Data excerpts
-*-

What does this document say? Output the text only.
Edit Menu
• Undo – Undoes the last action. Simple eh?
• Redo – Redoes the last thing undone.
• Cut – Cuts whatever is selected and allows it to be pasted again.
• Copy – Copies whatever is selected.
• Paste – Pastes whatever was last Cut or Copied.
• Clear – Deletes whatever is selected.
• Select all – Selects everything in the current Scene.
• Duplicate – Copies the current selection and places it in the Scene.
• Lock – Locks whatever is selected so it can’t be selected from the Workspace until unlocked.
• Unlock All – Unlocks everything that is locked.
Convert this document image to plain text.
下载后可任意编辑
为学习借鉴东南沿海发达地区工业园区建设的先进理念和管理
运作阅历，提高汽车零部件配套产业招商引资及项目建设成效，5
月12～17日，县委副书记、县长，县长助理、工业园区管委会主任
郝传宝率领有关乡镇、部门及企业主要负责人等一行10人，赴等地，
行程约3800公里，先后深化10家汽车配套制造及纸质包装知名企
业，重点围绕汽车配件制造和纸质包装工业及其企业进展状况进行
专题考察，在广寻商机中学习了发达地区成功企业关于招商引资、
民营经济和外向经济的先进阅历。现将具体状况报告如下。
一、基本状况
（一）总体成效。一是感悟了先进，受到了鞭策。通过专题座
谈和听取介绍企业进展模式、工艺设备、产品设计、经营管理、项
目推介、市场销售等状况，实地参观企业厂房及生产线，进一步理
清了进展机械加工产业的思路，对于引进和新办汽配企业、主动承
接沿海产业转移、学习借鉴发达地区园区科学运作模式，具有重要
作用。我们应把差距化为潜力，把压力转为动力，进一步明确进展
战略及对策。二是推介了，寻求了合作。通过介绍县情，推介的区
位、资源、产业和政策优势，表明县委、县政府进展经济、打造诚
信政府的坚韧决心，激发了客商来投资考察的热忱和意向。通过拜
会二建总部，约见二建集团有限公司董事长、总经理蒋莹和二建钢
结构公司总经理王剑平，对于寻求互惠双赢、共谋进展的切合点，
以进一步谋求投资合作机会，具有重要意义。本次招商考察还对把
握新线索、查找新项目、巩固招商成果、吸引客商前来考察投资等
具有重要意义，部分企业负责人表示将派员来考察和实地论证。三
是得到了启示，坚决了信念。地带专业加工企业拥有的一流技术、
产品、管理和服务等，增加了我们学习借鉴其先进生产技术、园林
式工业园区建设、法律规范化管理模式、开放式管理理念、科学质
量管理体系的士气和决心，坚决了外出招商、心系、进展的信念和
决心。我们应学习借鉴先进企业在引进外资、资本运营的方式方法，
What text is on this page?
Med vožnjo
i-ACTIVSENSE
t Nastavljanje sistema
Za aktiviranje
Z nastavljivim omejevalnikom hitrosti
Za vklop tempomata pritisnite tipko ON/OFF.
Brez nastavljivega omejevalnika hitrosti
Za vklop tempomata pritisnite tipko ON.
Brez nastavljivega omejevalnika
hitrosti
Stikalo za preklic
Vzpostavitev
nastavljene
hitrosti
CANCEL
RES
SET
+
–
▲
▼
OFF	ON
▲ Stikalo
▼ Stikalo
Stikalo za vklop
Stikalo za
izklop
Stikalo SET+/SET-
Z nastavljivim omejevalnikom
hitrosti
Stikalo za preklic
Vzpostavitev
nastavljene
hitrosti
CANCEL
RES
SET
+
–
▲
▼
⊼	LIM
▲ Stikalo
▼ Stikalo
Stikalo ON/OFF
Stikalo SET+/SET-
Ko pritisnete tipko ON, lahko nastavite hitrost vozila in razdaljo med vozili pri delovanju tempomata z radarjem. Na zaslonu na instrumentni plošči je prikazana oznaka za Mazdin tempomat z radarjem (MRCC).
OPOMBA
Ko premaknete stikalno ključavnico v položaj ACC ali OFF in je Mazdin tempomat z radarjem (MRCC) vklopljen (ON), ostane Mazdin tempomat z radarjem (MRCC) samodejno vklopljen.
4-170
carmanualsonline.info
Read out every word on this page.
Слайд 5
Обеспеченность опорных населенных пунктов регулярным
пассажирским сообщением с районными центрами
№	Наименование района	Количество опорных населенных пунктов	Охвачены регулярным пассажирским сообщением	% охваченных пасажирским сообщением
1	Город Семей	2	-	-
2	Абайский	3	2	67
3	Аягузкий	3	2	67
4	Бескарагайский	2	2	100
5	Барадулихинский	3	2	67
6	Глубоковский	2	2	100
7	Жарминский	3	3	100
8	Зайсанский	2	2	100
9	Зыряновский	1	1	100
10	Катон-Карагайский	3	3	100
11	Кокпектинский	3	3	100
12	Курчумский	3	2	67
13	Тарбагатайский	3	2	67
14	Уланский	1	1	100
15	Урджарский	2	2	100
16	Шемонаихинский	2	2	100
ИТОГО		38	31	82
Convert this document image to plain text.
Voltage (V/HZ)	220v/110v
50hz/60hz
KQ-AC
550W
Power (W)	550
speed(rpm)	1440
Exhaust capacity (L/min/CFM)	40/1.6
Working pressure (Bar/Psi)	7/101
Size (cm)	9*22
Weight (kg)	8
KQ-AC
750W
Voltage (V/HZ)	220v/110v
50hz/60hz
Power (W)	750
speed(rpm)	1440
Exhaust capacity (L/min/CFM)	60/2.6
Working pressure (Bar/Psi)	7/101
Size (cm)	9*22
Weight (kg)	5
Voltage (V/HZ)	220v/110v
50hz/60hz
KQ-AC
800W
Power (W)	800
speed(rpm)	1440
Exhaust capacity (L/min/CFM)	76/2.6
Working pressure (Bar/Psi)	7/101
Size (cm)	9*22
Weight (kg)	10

-*-

__REQUIREMENTS__
Output the listing above word for word.

__THE COMPLETED TASK__
What does this document say? Output the text only.
Edit Menu
• Undo – Undoes the last action. Simple eh?
• Redo – Redoes the last thing undone.
• Cut – Cuts whatever is selected and allows it to be pasted again.
• Copy – Copies whatever is selected.
• Paste – Pastes whatever was last Cut or Copied.
• Clear – Deletes whatever is selected.
• Select all – Selects everything in the current Scene.
• Duplicate – Copies the current selection and places it in the Scene.
• Lock – Locks whatever is selected so it can’t be selected from the Workspace until unlocked.
• Unlock All – Unlocks everything that is locked.
Convert this document image to plain text.
下载后可任意编辑
为学习借鉴东南沿海发达地区工业园区建设的先进理念和管理
运作阅历，提高汽车零部件配套产业招商引资及项目建设成效，5
月12～17日，县委副书记、县长，县长助理、工业园区管委会主任
郝传宝率领有关乡镇、部门及企业主要负责人等一行10人，赴等地，
行程约3800公里，先后深化10家汽车配套制造及纸质包装知名企
业，重点围绕汽车配件制造和纸质包装工业及其企业进展状况进行
专题考察，在广寻商机中学习了发达地区成功企业关于招商引资、
民营经济和外向经济的先进阅历。现将具体状况报告如下。
一、基本状况
（一）总体成效。一是感悟了先进，受到了鞭策。通过专题座
谈和听取介绍企业进展模式、工艺设备、产品设计、经营管理、项
目推介、市场销售等状况，实地参观企业厂房及生产线，进一步理
清了进展机械加工产业的思路，对于引进和新办汽配企业、主动承
接沿海产业转移、学习借鉴发达地区园区科学运作模式，具有重要
作用。我们应把差距化为潜力，把压力转为动力，进一步明确进展
战略及对策。二是推介了，寻求了合作。通过介绍县情，推介的区
位、资源、产业和政策优势，表明县委、县政府进展经济、打造诚
信政府的坚韧决心，激发了客商来投资考察的热忱和意向。通过拜
会二建总部，约见二建集团有限公司董事长、总经理蒋莹和二建钢
结构公司总经理王剑平，对于寻求互惠双赢、共谋进展的切合点，
以进一步谋求投资合作机会，具有重要意义。本次招商考察还对把
握新线索、查找新项目、巩固招商成果、吸引客商前来考察投资等
具有重要意义，部分企业负责人表示将派员来考察和实地论证。三
是得到了启示，坚决了信念。地带专业加工企业拥有的一流技术、
产品、管理和服务等，增加了我们学习借鉴其先进生产技术、园林
式工业园区建设、法律规范化管理模式、开放式管理理念、科学质
量管理体系的士气和决心，坚决了外出招商、心系、进展的信念和
决心。我们应学习借鉴先进企业在引进外资、资本运营的方式方法，
What text is on this page?
Med vožnjo
i-ACTIVSENSE
t Nastavljanje sistema
Za aktiviranje
Z nastavljivim omejevalnikom hitrosti
Za vklop tempomata pritisnite tipko ON/OFF.
Brez nastavljivega omejevalnika hitrosti
Za vklop tempomata pritisnite tipko ON.
Brez nastavljivega omejevalnika
hitrosti
Stikalo za preklic
Vzpostavitev
nastavljene
hitrosti
CANCEL
RES
SET
+
–
▲
▼
OFF	ON
▲ Stikalo
▼ Stikalo
Stikalo za vklop
Stikalo za
izklop
Stikalo SET+/SET-
Z nastavljivim omejevalnikom
hitrosti
Stikalo za preklic
Vzpostavitev
nastavljene
hitrosti
CANCEL
RES
SET
+
–
▲
▼
⊼	LIM
▲ Stikalo
▼ Stikalo
Stikalo ON/OFF
Stikalo SET+/SET-
Ko pritisnete tipko ON, lahko nastavite hitrost vozila in razdaljo med vozili pri delovanju tempomata z radarjem. Na zaslonu na instrumentni plošči je prikazana oznaka za Mazdin tempomat z radarjem (MRCC).
OPOMBA
Ko premaknete stikalno ključavnico v položaj ACC ali OFF in je Mazdin tempomat z radarjem (MRCC) vklopljen (ON), ostane Mazdin tempomat z radarjem (MRCC) samodejno vklopljen.
4-170
carmanualsonline.info
Read out every word on this page.
Слайд 5
Обеспеченность опорных населенных пунктов регулярным
пассажирским сообщением с районными центрами
№	Наименование района	Количество опорных населенных пунктов	Охвачены регулярным пассажирским сообщением	% охваченных пасажирским сообщением
1	Город Семей	2	-	-
2	Абайский	3	2	67
3	Аягузкий	3	2	67
4	Бескарагайский	2	2	100
5	Барадулихинский	3	2	67
6	Глубоковский	2	2	100
7	Жарминский	3	3	100
8	Зайсанский	2	2	100
9	Зыряновский	1	1	100
10	Катон-Карагайский	3	3	100
11	Кокпектинский	3	3	100
12	Курчумский	3	2	67
13	Тарбагатайский	3	2	67
14	Уланский	1	1	100
15	Урджарский	2	2	100
16	Шемонаихинский	2	2	100
ИТОГО		38	31	82
Convert this document image to plain text.
Voltage (V/HZ)	220v/110v
50hz/60hz
KQ-AC
550W
Power (W)	550
speed(rpm)	1440
Exhaust capacity (L/min/CFM)	40/1.6
Working pressure (Bar/Psi)	7/101
Size (cm)	9*22
Weight (kg)	8
KQ-AC
750W
Voltage (V/HZ)	220v/110v
50hz/60hz
Power (W)	750
speed(rpm)	1440
Exhaust capacity (L/min/CFM)	60/2.6
Working pressure (Bar/Psi)	7/101
Size (cm)	9*22
Weight (kg)	5
Voltage (V/HZ)	220v/110v
50hz/60hz
KQ-AC
800W
Power (W)	800
speed(rpm)	1440
Exhaust capacity (L/min/CFM)	76/2.6
Working pressure (Bar/Psi)	7/101
Size (cm)	9*22
Weight (kg)	10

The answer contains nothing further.